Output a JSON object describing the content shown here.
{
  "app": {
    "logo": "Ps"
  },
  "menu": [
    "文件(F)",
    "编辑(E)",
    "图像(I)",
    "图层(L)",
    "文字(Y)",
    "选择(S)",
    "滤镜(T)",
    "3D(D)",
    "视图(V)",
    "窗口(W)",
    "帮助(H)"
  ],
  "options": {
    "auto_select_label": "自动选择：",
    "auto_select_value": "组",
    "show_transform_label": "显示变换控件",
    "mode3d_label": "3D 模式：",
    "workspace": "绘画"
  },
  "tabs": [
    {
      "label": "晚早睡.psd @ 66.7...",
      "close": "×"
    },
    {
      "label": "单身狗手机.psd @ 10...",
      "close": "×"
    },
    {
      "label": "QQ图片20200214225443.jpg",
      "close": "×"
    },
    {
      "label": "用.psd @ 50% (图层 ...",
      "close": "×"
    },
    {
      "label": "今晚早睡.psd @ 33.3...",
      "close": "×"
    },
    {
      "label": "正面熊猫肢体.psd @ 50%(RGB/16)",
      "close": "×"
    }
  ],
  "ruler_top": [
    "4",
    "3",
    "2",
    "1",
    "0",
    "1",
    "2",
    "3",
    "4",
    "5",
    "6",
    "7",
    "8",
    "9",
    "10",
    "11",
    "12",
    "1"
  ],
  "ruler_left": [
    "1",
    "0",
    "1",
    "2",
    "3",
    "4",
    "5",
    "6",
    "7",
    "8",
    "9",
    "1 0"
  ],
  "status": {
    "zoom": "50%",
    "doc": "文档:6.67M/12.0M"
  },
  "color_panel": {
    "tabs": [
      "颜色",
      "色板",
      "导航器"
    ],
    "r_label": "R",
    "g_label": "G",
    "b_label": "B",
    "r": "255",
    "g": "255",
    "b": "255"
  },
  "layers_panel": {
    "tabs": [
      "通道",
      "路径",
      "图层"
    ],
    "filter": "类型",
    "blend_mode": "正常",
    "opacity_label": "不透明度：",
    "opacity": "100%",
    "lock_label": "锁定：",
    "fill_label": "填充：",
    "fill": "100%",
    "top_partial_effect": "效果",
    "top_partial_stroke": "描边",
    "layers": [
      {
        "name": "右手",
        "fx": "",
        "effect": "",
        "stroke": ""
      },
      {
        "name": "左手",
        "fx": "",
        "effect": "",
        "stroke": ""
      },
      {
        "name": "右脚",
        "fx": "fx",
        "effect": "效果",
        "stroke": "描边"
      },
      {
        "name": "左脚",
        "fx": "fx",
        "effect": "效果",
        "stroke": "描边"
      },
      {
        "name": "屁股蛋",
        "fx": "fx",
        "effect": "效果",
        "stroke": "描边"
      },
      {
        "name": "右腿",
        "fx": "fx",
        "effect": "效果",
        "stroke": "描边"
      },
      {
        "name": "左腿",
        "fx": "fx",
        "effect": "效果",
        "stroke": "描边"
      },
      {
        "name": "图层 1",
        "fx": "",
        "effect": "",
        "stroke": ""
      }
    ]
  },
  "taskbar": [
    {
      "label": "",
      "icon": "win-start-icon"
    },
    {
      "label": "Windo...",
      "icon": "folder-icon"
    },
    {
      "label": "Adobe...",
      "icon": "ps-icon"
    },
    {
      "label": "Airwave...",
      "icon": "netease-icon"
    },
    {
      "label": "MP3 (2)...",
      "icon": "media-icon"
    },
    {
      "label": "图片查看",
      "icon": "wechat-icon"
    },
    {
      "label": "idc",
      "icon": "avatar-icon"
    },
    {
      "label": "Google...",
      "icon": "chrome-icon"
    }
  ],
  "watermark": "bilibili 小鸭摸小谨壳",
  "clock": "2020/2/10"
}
==*==
Exercise description →
The records above must be repeated exactly, every one of them.

Worked answer →
Output a JSON object describing the content shown here.
{
  "app": {
    "logo": "Ps"
  },
  "menu": [
    "文件(F)",
    "编辑(E)",
    "图像(I)",
    "图层(L)",
    "文字(Y)",
    "选择(S)",
    "滤镜(T)",
    "3D(D)",
    "视图(V)",
    "窗口(W)",
    "帮助(H)"
  ],
  "options": {
    "auto_select_label": "自动选择：",
    "auto_select_value": "组",
    "show_transform_label": "显示变换控件",
    "mode3d_label": "3D 模式：",
    "workspace": "绘画"
  },
  "tabs": [
    {
      "label": "晚早睡.psd @ 66.7...",
      "close": "×"
    },
    {
      "label": "单身狗手机.psd @ 10...",
      "close": "×"
    },
    {
      "label": "QQ图片20200214225443.jpg",
      "close": "×"
    },
    {
      "label": "用.psd @ 50% (图层 ...",
      "close": "×"
    },
    {
      "label": "今晚早睡.psd @ 33.3...",
      "close": "×"
    },
    {
      "label": "正面熊猫肢体.psd @ 50%(RGB/16)",
      "close": "×"
    }
  ],
  "ruler_top": [
    "4",
    "3",
    "2",
    "1",
    "0",
    "1",
    "2",
    "3",
    "4",
    "5",
    "6",
    "7",
    "8",
    "9",
    "10",
    "11",
    "12",
    "1"
  ],
  "ruler_left": [
    "1",
    "0",
    "1",
    "2",
    "3",
    "4",
    "5",
    "6",
    "7",
    "8",
    "9",
    "1 0"
  ],
  "status": {
    "zoom": "50%",
    "doc": "文档:6.67M/12.0M"
  },
  "color_panel": {
    "tabs": [
      "颜色",
      "色板",
      "导航器"
    ],
    "r_label": "R",
    "g_label": "G",
    "b_label": "B",
    "r": "255",
    "g": "255",
    "b": "255"
  },
  "layers_panel": {
    "tabs": [
      "通道",
      "路径",
      "图层"
    ],
    "filter": "类型",
    "blend_mode": "正常",
    "opacity_label": "不透明度：",
    "opacity": "100%",
    "lock_label": "锁定：",
    "fill_label": "填充：",
    "fill": "100%",
    "top_partial_effect": "效果",
    "top_partial_stroke": "描边",
    "layers": [
      {
        "name": "右手",
        "fx": "",
        "effect": "",
        "stroke": ""
      },
      {
        "name": "左手",
        "fx": "",
        "effect": "",
        "stroke": ""
      },
      {
        "name": "右脚",
        "fx": "fx",
        "effect": "效果",
        "stroke": "描边"
      },
      {
        "name": "左脚",
        "fx": "fx",
        "effect": "效果",
        "stroke": "描边"
      },
      {
        "name": "屁股蛋",
        "fx": "fx",
        "effect": "效果",
        "stroke": "描边"
      },
      {
        "name": "右腿",
        "fx": "fx",
        "effect": "效果",
        "stroke": "描边"
      },
      {
        "name": "左腿",
        "fx": "fx",
        "effect": "效果",
        "stroke": "描边"
      },
      {
        "name": "图层 1",
        "fx": "",
        "effect": "",
        "stroke": ""
      }
    ]
  },
  "taskbar": [
    {
      "label": "",
      "icon": "win-start-icon"
    },
    {
      "label": "Windo...",
      "icon": "folder-icon"
    },
    {
      "label": "Adobe...",
      "icon": "ps-icon"
    },
    {
      "label": "Airwave...",
      "icon": "netease-icon"
    },
    {
      "label": "MP3 (2)...",
      "icon": "media-icon"
    },
    {
      "label": "图片查看",
      "icon": "wechat-icon"
    },
    {
      "label": "idc",
      "icon": "avatar-icon"
    },
    {
      "label": "Google...",
      "icon": "chrome-icon"
    }
  ],
  "watermark": "bilibili 小鸭摸小谨壳",
  "clock": "2020/2/10"
}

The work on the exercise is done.